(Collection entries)
Begin

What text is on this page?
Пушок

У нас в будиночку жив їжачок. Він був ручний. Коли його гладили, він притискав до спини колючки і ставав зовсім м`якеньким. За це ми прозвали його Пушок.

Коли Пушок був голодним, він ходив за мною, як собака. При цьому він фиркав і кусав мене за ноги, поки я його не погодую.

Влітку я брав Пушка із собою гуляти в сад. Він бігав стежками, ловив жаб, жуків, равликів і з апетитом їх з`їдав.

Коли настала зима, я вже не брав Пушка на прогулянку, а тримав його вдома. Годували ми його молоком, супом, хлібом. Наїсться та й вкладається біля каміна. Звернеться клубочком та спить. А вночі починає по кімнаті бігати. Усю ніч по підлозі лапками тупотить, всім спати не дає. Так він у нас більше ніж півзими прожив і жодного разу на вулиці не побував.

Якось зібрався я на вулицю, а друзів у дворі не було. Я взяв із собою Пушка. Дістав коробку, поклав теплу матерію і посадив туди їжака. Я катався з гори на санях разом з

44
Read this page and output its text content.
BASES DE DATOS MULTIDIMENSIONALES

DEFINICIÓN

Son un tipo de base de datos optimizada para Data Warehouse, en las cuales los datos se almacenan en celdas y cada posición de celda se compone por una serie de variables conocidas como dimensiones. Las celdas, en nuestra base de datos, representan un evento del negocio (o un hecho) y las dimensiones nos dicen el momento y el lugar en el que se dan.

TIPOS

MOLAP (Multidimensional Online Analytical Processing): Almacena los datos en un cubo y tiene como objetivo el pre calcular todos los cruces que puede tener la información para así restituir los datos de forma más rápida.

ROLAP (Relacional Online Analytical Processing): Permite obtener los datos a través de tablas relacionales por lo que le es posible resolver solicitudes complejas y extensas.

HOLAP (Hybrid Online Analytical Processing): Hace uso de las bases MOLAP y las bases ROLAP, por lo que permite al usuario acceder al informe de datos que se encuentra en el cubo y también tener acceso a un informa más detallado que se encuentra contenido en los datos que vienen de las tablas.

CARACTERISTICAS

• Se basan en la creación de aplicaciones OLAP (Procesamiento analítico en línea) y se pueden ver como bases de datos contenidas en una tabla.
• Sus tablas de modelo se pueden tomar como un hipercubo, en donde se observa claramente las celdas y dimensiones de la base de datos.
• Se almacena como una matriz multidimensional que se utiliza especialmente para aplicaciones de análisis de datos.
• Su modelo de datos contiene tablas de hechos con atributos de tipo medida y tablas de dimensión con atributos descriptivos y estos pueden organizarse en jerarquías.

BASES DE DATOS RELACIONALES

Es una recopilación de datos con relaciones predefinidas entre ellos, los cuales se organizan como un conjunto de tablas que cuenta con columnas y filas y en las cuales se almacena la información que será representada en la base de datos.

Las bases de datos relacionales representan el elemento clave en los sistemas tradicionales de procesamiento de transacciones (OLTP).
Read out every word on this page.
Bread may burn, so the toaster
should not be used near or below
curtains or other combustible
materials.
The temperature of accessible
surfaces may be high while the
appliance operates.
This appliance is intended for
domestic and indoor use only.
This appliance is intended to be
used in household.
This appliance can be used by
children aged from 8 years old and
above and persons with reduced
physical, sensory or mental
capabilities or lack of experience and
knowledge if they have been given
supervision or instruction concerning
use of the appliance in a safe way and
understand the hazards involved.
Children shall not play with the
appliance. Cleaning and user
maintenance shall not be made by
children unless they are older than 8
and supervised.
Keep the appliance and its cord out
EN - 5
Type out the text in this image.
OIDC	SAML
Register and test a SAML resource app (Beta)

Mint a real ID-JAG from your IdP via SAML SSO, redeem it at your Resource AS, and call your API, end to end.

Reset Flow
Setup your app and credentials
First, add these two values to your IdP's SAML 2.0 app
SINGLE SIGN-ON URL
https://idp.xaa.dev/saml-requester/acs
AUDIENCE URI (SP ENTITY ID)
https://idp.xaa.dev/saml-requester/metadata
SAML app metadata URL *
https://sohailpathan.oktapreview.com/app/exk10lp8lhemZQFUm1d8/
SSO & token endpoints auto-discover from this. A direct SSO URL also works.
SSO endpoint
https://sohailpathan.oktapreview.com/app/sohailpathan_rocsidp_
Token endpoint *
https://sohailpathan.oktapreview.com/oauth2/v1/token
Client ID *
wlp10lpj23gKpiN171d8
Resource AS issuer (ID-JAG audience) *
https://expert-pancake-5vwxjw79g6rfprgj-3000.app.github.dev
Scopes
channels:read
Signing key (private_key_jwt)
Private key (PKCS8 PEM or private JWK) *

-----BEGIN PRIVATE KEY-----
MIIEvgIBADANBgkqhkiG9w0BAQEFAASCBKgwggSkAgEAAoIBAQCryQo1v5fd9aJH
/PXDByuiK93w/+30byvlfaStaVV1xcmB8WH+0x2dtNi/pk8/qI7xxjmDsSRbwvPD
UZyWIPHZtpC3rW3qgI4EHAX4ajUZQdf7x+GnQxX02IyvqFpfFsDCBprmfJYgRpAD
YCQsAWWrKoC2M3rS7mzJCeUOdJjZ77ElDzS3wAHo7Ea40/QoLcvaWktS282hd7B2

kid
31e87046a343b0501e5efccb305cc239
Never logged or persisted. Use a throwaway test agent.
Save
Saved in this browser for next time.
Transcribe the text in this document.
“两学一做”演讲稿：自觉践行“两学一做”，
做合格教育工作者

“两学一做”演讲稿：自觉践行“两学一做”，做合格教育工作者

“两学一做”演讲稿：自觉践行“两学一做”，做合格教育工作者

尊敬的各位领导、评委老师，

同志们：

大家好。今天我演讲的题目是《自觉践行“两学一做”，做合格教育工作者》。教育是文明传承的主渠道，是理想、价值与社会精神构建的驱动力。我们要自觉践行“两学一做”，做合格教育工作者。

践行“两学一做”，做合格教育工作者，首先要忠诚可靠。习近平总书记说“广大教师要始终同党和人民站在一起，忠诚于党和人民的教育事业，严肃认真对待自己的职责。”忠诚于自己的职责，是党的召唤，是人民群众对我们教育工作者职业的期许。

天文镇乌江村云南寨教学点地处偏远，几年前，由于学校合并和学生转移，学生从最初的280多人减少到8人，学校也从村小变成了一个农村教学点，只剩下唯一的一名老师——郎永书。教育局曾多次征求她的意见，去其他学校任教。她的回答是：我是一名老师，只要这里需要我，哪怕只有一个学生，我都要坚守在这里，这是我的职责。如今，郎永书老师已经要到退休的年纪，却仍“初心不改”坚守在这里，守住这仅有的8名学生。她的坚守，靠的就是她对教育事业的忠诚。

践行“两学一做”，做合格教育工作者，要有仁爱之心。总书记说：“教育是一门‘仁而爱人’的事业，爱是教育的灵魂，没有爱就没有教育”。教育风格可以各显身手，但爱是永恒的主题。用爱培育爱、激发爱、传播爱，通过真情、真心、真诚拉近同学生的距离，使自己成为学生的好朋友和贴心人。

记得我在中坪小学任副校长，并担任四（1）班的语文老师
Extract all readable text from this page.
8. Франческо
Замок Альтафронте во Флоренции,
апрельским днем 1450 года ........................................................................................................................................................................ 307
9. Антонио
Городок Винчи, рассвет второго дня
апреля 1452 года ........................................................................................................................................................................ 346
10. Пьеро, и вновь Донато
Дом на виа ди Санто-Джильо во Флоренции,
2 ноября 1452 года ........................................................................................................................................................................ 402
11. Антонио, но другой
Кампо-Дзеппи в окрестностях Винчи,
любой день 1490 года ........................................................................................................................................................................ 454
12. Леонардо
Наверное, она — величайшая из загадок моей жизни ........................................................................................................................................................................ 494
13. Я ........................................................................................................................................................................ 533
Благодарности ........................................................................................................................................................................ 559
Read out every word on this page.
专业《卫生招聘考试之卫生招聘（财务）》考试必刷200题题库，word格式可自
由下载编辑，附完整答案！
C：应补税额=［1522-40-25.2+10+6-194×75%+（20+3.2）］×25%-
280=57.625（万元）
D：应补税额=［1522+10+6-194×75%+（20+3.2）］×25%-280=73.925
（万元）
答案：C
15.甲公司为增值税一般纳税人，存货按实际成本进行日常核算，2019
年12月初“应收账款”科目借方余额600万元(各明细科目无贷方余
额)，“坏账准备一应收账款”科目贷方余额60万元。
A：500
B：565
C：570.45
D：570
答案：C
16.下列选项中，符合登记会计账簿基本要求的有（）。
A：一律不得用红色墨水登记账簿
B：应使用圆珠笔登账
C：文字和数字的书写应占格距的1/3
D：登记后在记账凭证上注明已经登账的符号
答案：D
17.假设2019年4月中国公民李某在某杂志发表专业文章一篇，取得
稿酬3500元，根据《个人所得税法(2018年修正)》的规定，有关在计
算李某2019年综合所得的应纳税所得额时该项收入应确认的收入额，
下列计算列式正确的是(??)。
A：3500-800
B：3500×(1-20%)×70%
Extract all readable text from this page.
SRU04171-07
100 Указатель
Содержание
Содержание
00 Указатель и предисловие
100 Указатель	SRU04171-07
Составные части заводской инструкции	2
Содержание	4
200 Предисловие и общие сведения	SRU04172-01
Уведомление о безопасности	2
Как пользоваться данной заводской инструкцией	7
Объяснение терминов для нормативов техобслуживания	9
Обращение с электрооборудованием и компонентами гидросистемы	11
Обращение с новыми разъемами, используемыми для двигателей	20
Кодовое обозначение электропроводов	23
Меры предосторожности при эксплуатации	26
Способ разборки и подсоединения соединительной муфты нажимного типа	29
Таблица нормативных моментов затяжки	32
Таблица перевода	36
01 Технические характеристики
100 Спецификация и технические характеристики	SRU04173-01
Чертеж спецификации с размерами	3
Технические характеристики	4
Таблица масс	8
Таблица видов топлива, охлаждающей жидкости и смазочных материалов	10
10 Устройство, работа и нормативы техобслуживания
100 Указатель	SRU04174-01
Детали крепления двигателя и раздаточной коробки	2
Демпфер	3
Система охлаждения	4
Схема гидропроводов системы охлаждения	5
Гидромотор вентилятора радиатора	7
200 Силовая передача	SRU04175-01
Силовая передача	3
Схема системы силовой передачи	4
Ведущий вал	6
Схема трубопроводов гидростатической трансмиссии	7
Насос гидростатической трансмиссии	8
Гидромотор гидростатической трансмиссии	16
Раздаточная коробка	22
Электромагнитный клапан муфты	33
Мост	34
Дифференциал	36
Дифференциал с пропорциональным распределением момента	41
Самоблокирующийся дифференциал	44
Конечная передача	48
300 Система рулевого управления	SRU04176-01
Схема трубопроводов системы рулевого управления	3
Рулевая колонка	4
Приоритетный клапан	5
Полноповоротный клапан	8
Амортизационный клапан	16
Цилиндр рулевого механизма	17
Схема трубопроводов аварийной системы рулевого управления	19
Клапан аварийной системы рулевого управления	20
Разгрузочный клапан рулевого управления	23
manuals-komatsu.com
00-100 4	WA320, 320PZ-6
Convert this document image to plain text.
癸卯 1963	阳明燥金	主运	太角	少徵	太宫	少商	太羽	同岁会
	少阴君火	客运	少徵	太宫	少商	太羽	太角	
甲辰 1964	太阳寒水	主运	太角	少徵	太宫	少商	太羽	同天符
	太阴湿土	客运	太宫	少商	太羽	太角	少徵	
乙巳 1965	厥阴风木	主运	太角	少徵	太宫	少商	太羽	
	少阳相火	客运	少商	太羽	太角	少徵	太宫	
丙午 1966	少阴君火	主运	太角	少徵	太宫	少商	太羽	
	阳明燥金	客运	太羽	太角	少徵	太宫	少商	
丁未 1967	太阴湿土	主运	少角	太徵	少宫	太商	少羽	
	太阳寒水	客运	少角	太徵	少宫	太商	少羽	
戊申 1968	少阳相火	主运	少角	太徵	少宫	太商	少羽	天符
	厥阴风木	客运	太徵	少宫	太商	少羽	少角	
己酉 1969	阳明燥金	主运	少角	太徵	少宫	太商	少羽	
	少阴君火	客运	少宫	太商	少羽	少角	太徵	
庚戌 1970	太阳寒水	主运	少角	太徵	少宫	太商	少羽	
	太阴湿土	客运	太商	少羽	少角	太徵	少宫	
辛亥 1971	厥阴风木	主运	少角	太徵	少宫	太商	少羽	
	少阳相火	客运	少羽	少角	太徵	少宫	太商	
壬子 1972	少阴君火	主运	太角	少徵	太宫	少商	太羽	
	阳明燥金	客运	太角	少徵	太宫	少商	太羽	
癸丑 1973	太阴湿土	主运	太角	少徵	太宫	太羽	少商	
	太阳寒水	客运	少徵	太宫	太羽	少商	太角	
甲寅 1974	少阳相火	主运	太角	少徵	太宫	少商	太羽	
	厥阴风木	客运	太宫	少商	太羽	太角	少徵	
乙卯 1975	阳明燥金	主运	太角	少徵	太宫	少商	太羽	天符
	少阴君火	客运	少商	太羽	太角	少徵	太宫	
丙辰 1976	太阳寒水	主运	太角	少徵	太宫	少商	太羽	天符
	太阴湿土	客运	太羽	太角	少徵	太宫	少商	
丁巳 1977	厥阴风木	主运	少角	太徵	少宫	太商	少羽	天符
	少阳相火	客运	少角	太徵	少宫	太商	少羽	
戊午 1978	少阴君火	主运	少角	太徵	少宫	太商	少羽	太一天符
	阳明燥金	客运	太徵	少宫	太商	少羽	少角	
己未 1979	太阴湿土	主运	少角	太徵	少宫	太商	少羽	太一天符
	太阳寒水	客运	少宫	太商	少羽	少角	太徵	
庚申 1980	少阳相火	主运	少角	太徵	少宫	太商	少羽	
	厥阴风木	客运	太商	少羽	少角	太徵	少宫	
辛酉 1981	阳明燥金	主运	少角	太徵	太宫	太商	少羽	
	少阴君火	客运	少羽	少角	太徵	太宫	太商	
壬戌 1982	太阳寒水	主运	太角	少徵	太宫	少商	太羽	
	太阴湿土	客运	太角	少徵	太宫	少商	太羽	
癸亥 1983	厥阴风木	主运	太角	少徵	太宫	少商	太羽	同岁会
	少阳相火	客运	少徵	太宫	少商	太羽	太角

End

▶ Exercise objective
Look through the entries above; copy every line holding the string "with".

▶ Exercise answer
above and persons with reduced
Children shall not play with the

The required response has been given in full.